2018年、4球団競合の末、ドラフト1位で入団。当時の高校球界を代表する野手は、1年目から一軍を経験し、明るい未来を予感させた。しかし、2年目は一軍出場わずか3試合。悔しさを経験したことで、3年目の今シーズン、一軍でショートのポジションをつかみとった。ドラフトから飛躍を遂げるまでの軌跡を成長を続ける小園の言葉で振り返っていく。(全4回のうち2回目・取材は10月上旬)

プロ3年目、一軍に定着し結果を残した小園海斗選手。

◆広島で歩み始めた『日本一へのショート』への道

─入団1年目。高卒ながら開幕一軍入り。その後二軍に降格するも、6月20日に一軍再昇格。昇格当日のロッテ戦(マツダスタジアム)では「1番・ショート」でプロ初先発デビューを果たしました。その後も一軍で活躍し、最終的に58試合に出場し打率・213、4本塁打を記録。1年目の一軍での経験は小園選手にとってどんなものだったのでしょうか?

「高卒でしたし、とにかく目の前の1日1日を全力でやり抜くだけでした。一軍の試合で感じたのはプロのレベルの高さ。今の自分のレベルでは、全然通用しないなと痛感したのを覚えています」

─飛躍を期待された2年目でしたが、一軍出場はわずか3試合。無安打のままシーズンを終わりました。悔しさも辛さもあったと思いますが、この2年目の経験はどう活きていますか?

「1年目に一軍を経験させてもらったことで、2年目はこの経験を絶対に活かそうと思い取り組んでいましたが、まだそのレベルには達していなかったんだと思います。1年のほとんどを二軍で過ごしましたが、二軍でもシーズン開幕当初は全然結果を残せませんでした。ただ、コーチや先輩からいろいろ教えていただき、とにかく一軍につながるように練習してきた結果、打撃の感覚を取り戻し、二軍のシーズン後半は3割近く打てるようになりました。絶対に諦めない、その気持ちだけは忘れることなく取り組んできたことで、二軍のレベルではある程度できるようになったのかなと思います」

● 記録データ
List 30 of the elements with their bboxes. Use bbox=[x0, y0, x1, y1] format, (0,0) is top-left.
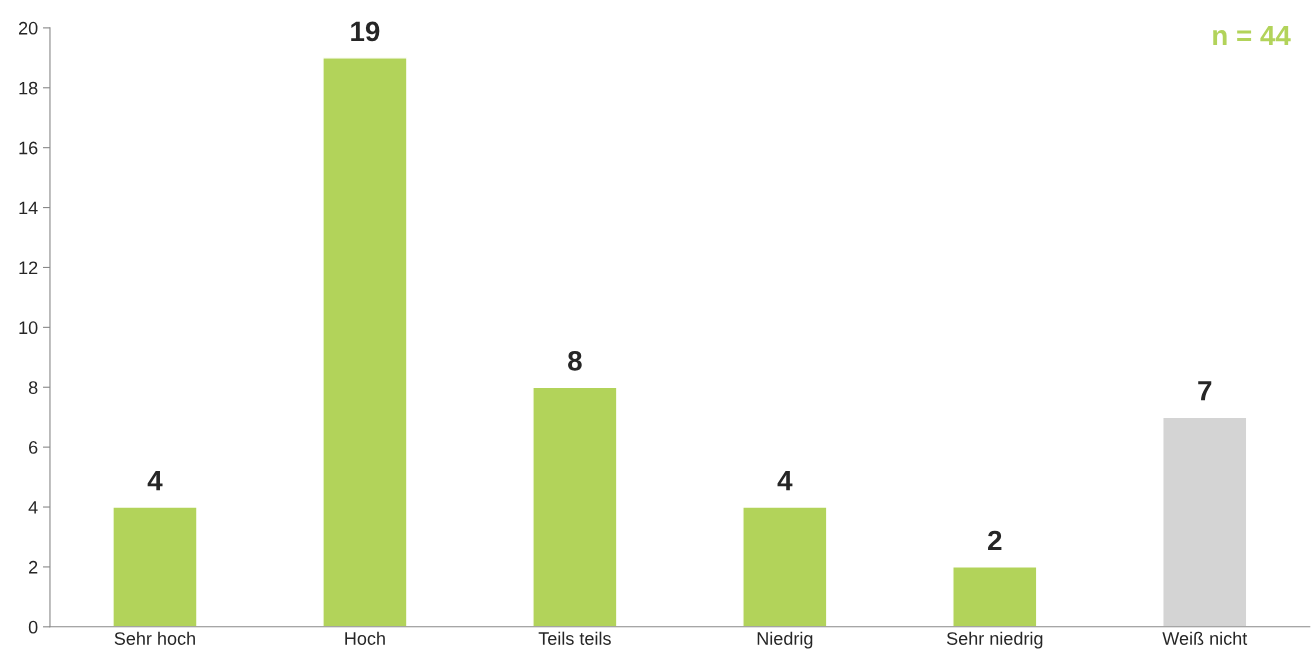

● 課題 A
小園選手のインタビュー記事によると、小園選手は1年目に一軍でホームランを何本打ちましたか？
● 課題 B
小園選手のインタビュー記事を、最後の文のあとから書き継いでください。

● 解答 A
4本です。

● 解答 B
─8月に東出(輝裕)二軍打撃コーチに話を伺った際、「小園が2年目の頃は、集中力に欠けていたり、言い訳をした時は、小園のためにも厳しく接してきた。ただ、今年は軽い行動や言動が減ってきた」と言われていました。小園選手自身も精神的な成長を感じていますか?

「2年目は全然結果が出なくてイライラすることが多かったのもたしかです。その時に東出コーチから、プロ野球選手として正していかないといけない部分を、ときには厳しく指摘していただきました。また、ショートは守備の中心なんだから、結果が出なくてもしっかり切り替えてプレーしないといけないとも言っていただき、周りからの見られ方もより意識するようになりました。2年目に悔しい経験をしたことで、絶対に結果を残そうという気持ちがより強くなりましたし、そういう部分では、昨年、二軍で過ごした日々は自分にとって必要な時間だったなと感じることもあります」

●小園海斗(こぞの かいと)
2000年6月7日生(21歳)/兵庫県出身/178cm・84kg/右投左打/内野手/報徳学園高-広島(2018年ドラフト1位)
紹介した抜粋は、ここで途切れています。